Collected data:
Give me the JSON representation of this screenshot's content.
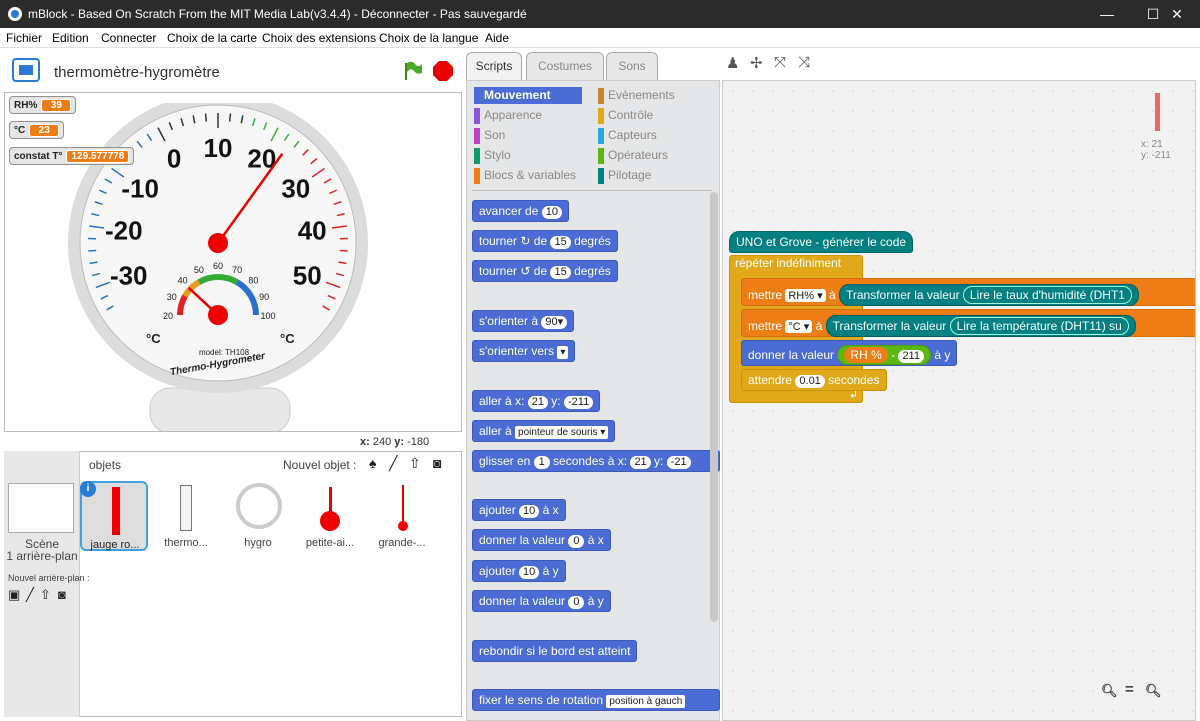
{
  "window": {
    "title": "mBlock - Based On Scratch From the MIT Media Lab(v3.4.4) - Déconnecter - Pas sauvegardé",
    "minimize": "—",
    "maximize": "☐",
    "close": "✕"
  },
  "menu": [
    "Fichier",
    "Edition",
    "Connecter",
    "Choix de la carte",
    "Choix des extensions",
    "Choix de la langue",
    "Aide"
  ],
  "stage": {
    "title": "thermomètre-hygromètre",
    "coords_x_label": "x:",
    "coords_x": "240",
    "coords_y_label": "y:",
    "coords_y": "-180"
  },
  "monitors": [
    {
      "label": "RH%",
      "value": "39"
    },
    {
      "label": "°C",
      "value": "23"
    },
    {
      "label": "constat T°",
      "value": "129.577778"
    }
  ],
  "gauge": {
    "temp_ticks": [
      "-30",
      "-20",
      "-10",
      "0",
      "10",
      "20",
      "30",
      "40",
      "50"
    ],
    "hum_ticks": [
      "20",
      "30",
      "40",
      "50",
      "60",
      "70",
      "80",
      "90",
      "100"
    ],
    "unit_left": "°C",
    "unit_right": "°C",
    "model": "model: TH108",
    "brand": "Thermo-Hygrometer",
    "hum_value": "39",
    "temp_value": "23"
  },
  "sprites": {
    "header": "objets",
    "new_sprite": "Nouvel objet :",
    "scene_label": "Scène",
    "scene_sub": "1 arrière-plan",
    "new_backdrop": "Nouvel arrière-plan :",
    "items": [
      "jauge ro...",
      "thermo...",
      "hygro",
      "petite-ai...",
      "grande-..."
    ]
  },
  "tabs": [
    "Scripts",
    "Costumes",
    "Sons"
  ],
  "categories": {
    "left": [
      "Mouvement",
      "Apparence",
      "Son",
      "Stylo",
      "Blocs & variables"
    ],
    "right": [
      "Evènements",
      "Contrôle",
      "Capteurs",
      "Opérateurs",
      "Pilotage"
    ],
    "left_colors": [
      "#4a6cd4",
      "#8a55d7",
      "#bb42c3",
      "#0e9a6c",
      "#ee7d16"
    ],
    "right_colors": [
      "#c88330",
      "#e1a91a",
      "#2ca5e2",
      "#5cb712",
      "#008080"
    ]
  },
  "palette": {
    "b1": {
      "a": "avancer de",
      "n": "10"
    },
    "b2": {
      "a": "tourner",
      "b": "de",
      "n": "15",
      "c": "degrés"
    },
    "b3": {
      "a": "tourner",
      "b": "de",
      "n": "15",
      "c": "degrés"
    },
    "b4": {
      "a": "s'orienter à",
      "n": "90▾"
    },
    "b5": {
      "a": "s'orienter vers",
      "d": "▾"
    },
    "b6": {
      "a": "aller à x:",
      "n1": "21",
      "b": "y:",
      "n2": "-211"
    },
    "b7": {
      "a": "aller à",
      "d": "pointeur de souris ▾"
    },
    "b8": {
      "a": "glisser en",
      "n1": "1",
      "b": "secondes à x:",
      "n2": "21",
      "c": "y:",
      "n3": "-21"
    },
    "b9": {
      "a": "ajouter",
      "n": "10",
      "b": "à x"
    },
    "b10": {
      "a": "donner la valeur",
      "n": "0",
      "b": "à x"
    },
    "b11": {
      "a": "ajouter",
      "n": "10",
      "b": "à y"
    },
    "b12": {
      "a": "donner la valeur",
      "n": "0",
      "b": "à y"
    },
    "b13": {
      "a": "rebondir si le bord est atteint"
    },
    "b14": {
      "a": "fixer le sens de rotation",
      "d": "position à gauch"
    }
  },
  "script": {
    "hat": "UNO et Grove - générer le code",
    "loop": "répéter indéfiniment",
    "s1": {
      "a": "mettre",
      "var": "RH% ▾",
      "b": "à",
      "op": "Transformer la valeur",
      "read": "Lire le taux d'humidité (DHT1"
    },
    "s2": {
      "a": "mettre",
      "var": "°C ▾",
      "b": "à",
      "op": "Transformer la valeur",
      "read": "Lire la température (DHT11) su"
    },
    "s3": {
      "a": "donner la valeur",
      "var": "RH %",
      "minus": "-",
      "n": "211",
      "b": "à y"
    },
    "s4": {
      "a": "attendre",
      "n": "0.01",
      "b": "secondes"
    },
    "loop_end": "↲"
  },
  "sprite_info": {
    "x": "x: 21",
    "y": "y: -211"
  },
  "zoom": {
    "out": "🔍−",
    "reset": "=",
    "in": "🔍+"
  }
}
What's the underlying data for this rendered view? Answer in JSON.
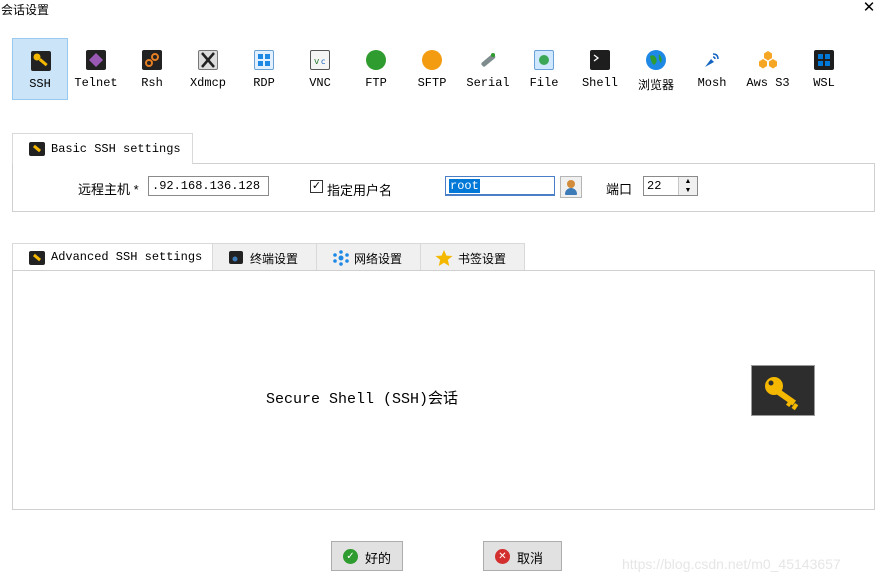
{
  "window": {
    "title": "会话设置",
    "close": "✕"
  },
  "toolbar": {
    "items": [
      {
        "label": "SSH",
        "icon": "ssh-key-icon",
        "color": "#f5b800",
        "bg": "#222222",
        "active": true
      },
      {
        "label": "Telnet",
        "icon": "telnet-icon",
        "color": "#9b59b6",
        "bg": "#222222"
      },
      {
        "label": "Rsh",
        "icon": "rsh-icon",
        "color": "#e67e22",
        "bg": "#222222"
      },
      {
        "label": "Xdmcp",
        "icon": "xdmcp-icon",
        "color": "#333333",
        "bg": "#dddddd"
      },
      {
        "label": "RDP",
        "icon": "rdp-icon",
        "color": "#1e88e5",
        "bg": "#e3f0ff"
      },
      {
        "label": "VNC",
        "icon": "vnc-icon",
        "color": "#2e7d32",
        "bg": "#f5f5f5"
      },
      {
        "label": "FTP",
        "icon": "ftp-icon",
        "color": "#2e9c2e",
        "bg": "#2e9c2e"
      },
      {
        "label": "SFTP",
        "icon": "sftp-icon",
        "color": "#f39c12",
        "bg": "#f39c12"
      },
      {
        "label": "Serial",
        "icon": "serial-icon",
        "color": "#7f8c8d",
        "bg": "#ffffff"
      },
      {
        "label": "File",
        "icon": "file-icon",
        "color": "#3aa757",
        "bg": "#cfe8ff"
      },
      {
        "label": "Shell",
        "icon": "shell-icon",
        "color": "#ffffff",
        "bg": "#1e1e1e"
      },
      {
        "label": "浏览器",
        "icon": "browser-icon",
        "color": "#1e88e5",
        "bg": "#2e9c2e"
      },
      {
        "label": "Mosh",
        "icon": "mosh-icon",
        "color": "#1565c0",
        "bg": "#ffffff"
      },
      {
        "label": "Aws S3",
        "icon": "aws-s3-icon",
        "color": "#f5a623",
        "bg": "#f5a623"
      },
      {
        "label": "WSL",
        "icon": "wsl-icon",
        "color": "#0078d7",
        "bg": "#1e1e1e"
      }
    ]
  },
  "basic": {
    "tab_label": "Basic SSH settings",
    "remote_host_label": "远程主机 *",
    "remote_host_value": ".92.168.136.128",
    "specify_user_checked": true,
    "specify_user_label": "指定用户名",
    "username_value": "root",
    "port_label": "端口",
    "port_value": "22"
  },
  "advanced": {
    "tabs": [
      {
        "label": "Advanced SSH settings",
        "icon": "wrench-icon"
      },
      {
        "label": "终端设置",
        "icon": "terminal-icon"
      },
      {
        "label": "网络设置",
        "icon": "network-icon"
      },
      {
        "label": "书签设置",
        "icon": "star-icon"
      }
    ],
    "description": "Secure Shell (SSH)会话"
  },
  "footer": {
    "ok_label": "好的",
    "cancel_label": "取消",
    "ok_color": "#2e9c2e",
    "cancel_color": "#d32f2f"
  },
  "watermark": "https://blog.csdn.net/m0_45143657"
}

▶ **Set task**:
Transcribe every record above exactly, leaving out the pictures.

▶ **Expected output**:
Give me the JSON representation of this screenshot's content.
{
  "window": {
    "title": "mBlock - Based On Scratch From the MIT Media Lab(v3.4.4) - Déconnecter - Pas sauvegardé",
    "minimize": "—",
    "maximize": "☐",
    "close": "✕"
  },
  "menu": [
    "Fichier",
    "Edition",
    "Connecter",
    "Choix de la carte",
    "Choix des extensions",
    "Choix de la langue",
    "Aide"
  ],
  "stage": {
    "title": "thermomètre-hygromètre",
    "coords_x_label": "x:",
    "coords_x": "240",
    "coords_y_label": "y:",
    "coords_y": "-180"
  },
  "monitors": [
    {
      "label": "RH%",
      "value": "39"
    },
    {
      "label": "°C",
      "value": "23"
    },
    {
      "label": "constat T°",
      "value": "129.577778"
    }
  ],
  "gauge": {
    "temp_ticks": [
      "-30",
      "-20",
      "-10",
      "0",
      "10",
      "20",
      "30",
      "40",
      "50"
    ],
    "hum_ticks": [
      "20",
      "30",
      "40",
      "50",
      "60",
      "70",
      "80",
      "90",
      "100"
    ],
    "unit_left": "°C",
    "unit_right": "°C",
    "model": "model: TH108",
    "brand": "Thermo-Hygrometer",
    "hum_value": "39",
    "temp_value": "23"
  },
  "sprites": {
    "header": "objets",
    "new_sprite": "Nouvel objet :",
    "scene_label": "Scène",
    "scene_sub": "1 arrière-plan",
    "new_backdrop": "Nouvel arrière-plan :",
    "items": [
      "jauge ro...",
      "thermo...",
      "hygro",
      "petite-ai...",
      "grande-..."
    ]
  },
  "tabs": [
    "Scripts",
    "Costumes",
    "Sons"
  ],
  "categories": {
    "left": [
      "Mouvement",
      "Apparence",
      "Son",
      "Stylo",
      "Blocs & variables"
    ],
    "right": [
      "Evènements",
      "Contrôle",
      "Capteurs",
      "Opérateurs",
      "Pilotage"
    ],
    "left_colors": [
      "#4a6cd4",
      "#8a55d7",
      "#bb42c3",
      "#0e9a6c",
      "#ee7d16"
    ],
    "right_colors": [
      "#c88330",
      "#e1a91a",
      "#2ca5e2",
      "#5cb712",
      "#008080"
    ]
  },
  "palette": {
    "b1": {
      "a": "avancer de",
      "n": "10"
    },
    "b2": {
      "a": "tourner",
      "b": "de",
      "n": "15",
      "c": "degrés"
    },
    "b3": {
      "a": "tourner",
      "b": "de",
      "n": "15",
      "c": "degrés"
    },
    "b4": {
      "a": "s'orienter à",
      "n": "90▾"
    },
    "b5": {
      "a": "s'orienter vers",
      "d": "▾"
    },
    "b6": {
      "a": "aller à x:",
      "n1": "21",
      "b": "y:",
      "n2": "-211"
    },
    "b7": {
      "a": "aller à",
      "d": "pointeur de souris ▾"
    },
    "b8": {
      "a": "glisser en",
      "n1": "1",
      "b": "secondes à x:",
      "n2": "21",
      "c": "y:",
      "n3": "-21"
    },
    "b9": {
      "a": "ajouter",
      "n": "10",
      "b": "à x"
    },
    "b10": {
      "a": "donner la valeur",
      "n": "0",
      "b": "à x"
    },
    "b11": {
      "a": "ajouter",
      "n": "10",
      "b": "à y"
    },
    "b12": {
      "a": "donner la valeur",
      "n": "0",
      "b": "à y"
    },
    "b13": {
      "a": "rebondir si le bord est atteint"
    },
    "b14": {
      "a": "fixer le sens de rotation",
      "d": "position à gauch"
    }
  },
  "script": {
    "hat": "UNO et Grove - générer le code",
    "loop": "répéter indéfiniment",
    "s1": {
      "a": "mettre",
      "var": "RH% ▾",
      "b": "à",
      "op": "Transformer la valeur",
      "read": "Lire le taux d'humidité (DHT1"
    },
    "s2": {
      "a": "mettre",
      "var": "°C ▾",
      "b": "à",
      "op": "Transformer la valeur",
      "read": "Lire la température (DHT11) su"
    },
    "s3": {
      "a": "donner la valeur",
      "var": "RH %",
      "minus": "-",
      "n": "211",
      "b": "à y"
    },
    "s4": {
      "a": "attendre",
      "n": "0.01",
      "b": "secondes"
    },
    "loop_end": "↲"
  },
  "sprite_info": {
    "x": "x: 21",
    "y": "y: -211"
  },
  "zoom": {
    "out": "🔍−",
    "reset": "=",
    "in": "🔍+"
  }
}
What's the underlying data for this rendered view? Answer in JSON.
{
  "window": {
    "title": "会话设置",
    "close": "✕"
  },
  "toolbar": {
    "items": [
      {
        "label": "SSH",
        "icon": "ssh-key-icon",
        "color": "#f5b800",
        "bg": "#222222",
        "active": true
      },
      {
        "label": "Telnet",
        "icon": "telnet-icon",
        "color": "#9b59b6",
        "bg": "#222222"
      },
      {
        "label": "Rsh",
        "icon": "rsh-icon",
        "color": "#e67e22",
        "bg": "#222222"
      },
      {
        "label": "Xdmcp",
        "icon": "xdmcp-icon",
        "color": "#333333",
        "bg": "#dddddd"
      },
      {
        "label": "RDP",
        "icon": "rdp-icon",
        "color": "#1e88e5",
        "bg": "#e3f0ff"
      },
      {
        "label": "VNC",
        "icon": "vnc-icon",
        "color": "#2e7d32",
        "bg": "#f5f5f5"
      },
      {
        "label": "FTP",
        "icon": "ftp-icon",
        "color": "#2e9c2e",
        "bg": "#2e9c2e"
      },
      {
        "label": "SFTP",
        "icon": "sftp-icon",
        "color": "#f39c12",
        "bg": "#f39c12"
      },
      {
        "label": "Serial",
        "icon": "serial-icon",
        "color": "#7f8c8d",
        "bg": "#ffffff"
      },
      {
        "label": "File",
        "icon": "file-icon",
        "color": "#3aa757",
        "bg": "#cfe8ff"
      },
      {
        "label": "Shell",
        "icon": "shell-icon",
        "color": "#ffffff",
        "bg": "#1e1e1e"
      },
      {
        "label": "浏览器",
        "icon": "browser-icon",
        "color": "#1e88e5",
        "bg": "#2e9c2e"
      },
      {
        "label": "Mosh",
        "icon": "mosh-icon",
        "color": "#1565c0",
        "bg": "#ffffff"
      },
      {
        "label": "Aws S3",
        "icon": "aws-s3-icon",
        "color": "#f5a623",
        "bg": "#f5a623"
      },
      {
        "label": "WSL",
        "icon": "wsl-icon",
        "color": "#0078d7",
        "bg": "#1e1e1e"
      }
    ]
  },
  "basic": {
    "tab_label": "Basic SSH settings",
    "remote_host_label": "远程主机 *",
    "remote_host_value": ".92.168.136.128",
    "specify_user_checked": true,
    "specify_user_label": "指定用户名",
    "username_value": "root",
    "port_label": "端口",
    "port_value": "22"
  },
  "advanced": {
    "tabs": [
      {
        "label": "Advanced SSH settings",
        "icon": "wrench-icon"
      },
      {
        "label": "终端设置",
        "icon": "terminal-icon"
      },
      {
        "label": "网络设置",
        "icon": "network-icon"
      },
      {
        "label": "书签设置",
        "icon": "star-icon"
      }
    ],
    "description": "Secure Shell (SSH)会话"
  },
  "footer": {
    "ok_label": "好的",
    "cancel_label": "取消",
    "ok_color": "#2e9c2e",
    "cancel_color": "#d32f2f"
  },
  "watermark": "https://blog.csdn.net/m0_45143657"
}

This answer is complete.